__Exercise details__
Work out the number of lines in the listing that include the string "label". Reply with that number alone.

────────────────────────────────────────

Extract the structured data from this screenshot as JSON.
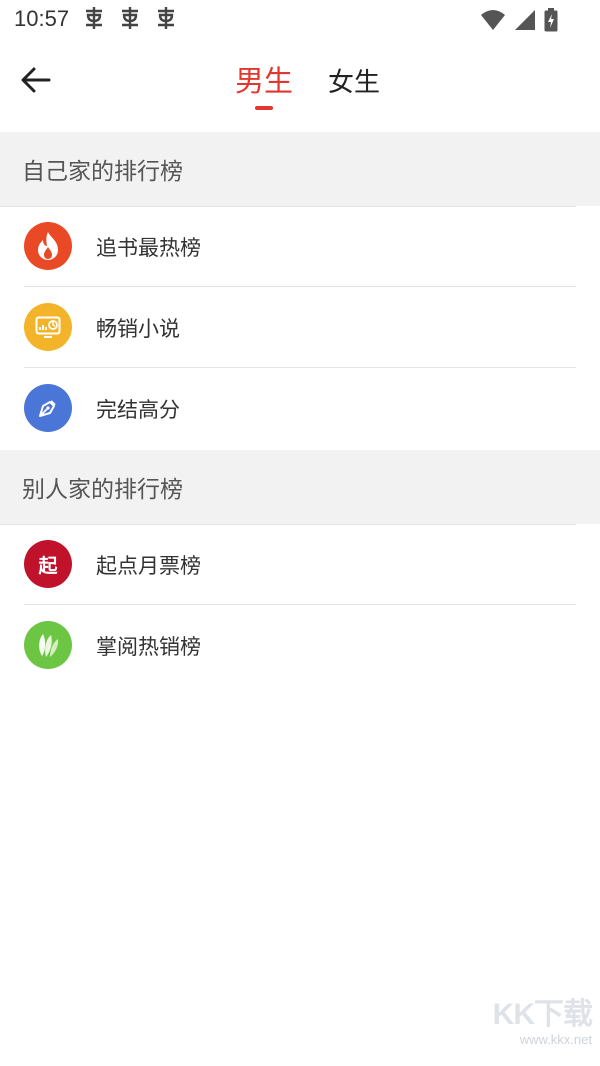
{
  "status_bar": {
    "time": "10:57"
  },
  "header": {
    "tabs": [
      {
        "label": "男生",
        "active": true
      },
      {
        "label": "女生",
        "active": false
      }
    ]
  },
  "sections": [
    {
      "title": "自己家的排行榜",
      "items": [
        {
          "label": "追书最热榜",
          "icon": "flame-icon",
          "color": "#e94a25"
        },
        {
          "label": "畅销小说",
          "icon": "sales-chart-icon",
          "color": "#f4b42a"
        },
        {
          "label": "完结高分",
          "icon": "pen-nib-icon",
          "color": "#4a76d8"
        }
      ]
    },
    {
      "title": "别人家的排行榜",
      "items": [
        {
          "label": "起点月票榜",
          "icon": "qidian-logo-icon",
          "icon_text": "起",
          "color": "#c0122a"
        },
        {
          "label": "掌阅热销榜",
          "icon": "zhangyue-leaf-icon",
          "color": "#6cc644"
        }
      ]
    }
  ],
  "colors": {
    "accent": "#e2372f",
    "section_bg": "#f2f2f2",
    "divider": "#e4e4e4"
  },
  "watermark": {
    "logo": "KK下载",
    "url": "www.kkx.net"
  }
}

────────────────────────────────────────

__Expected output__
7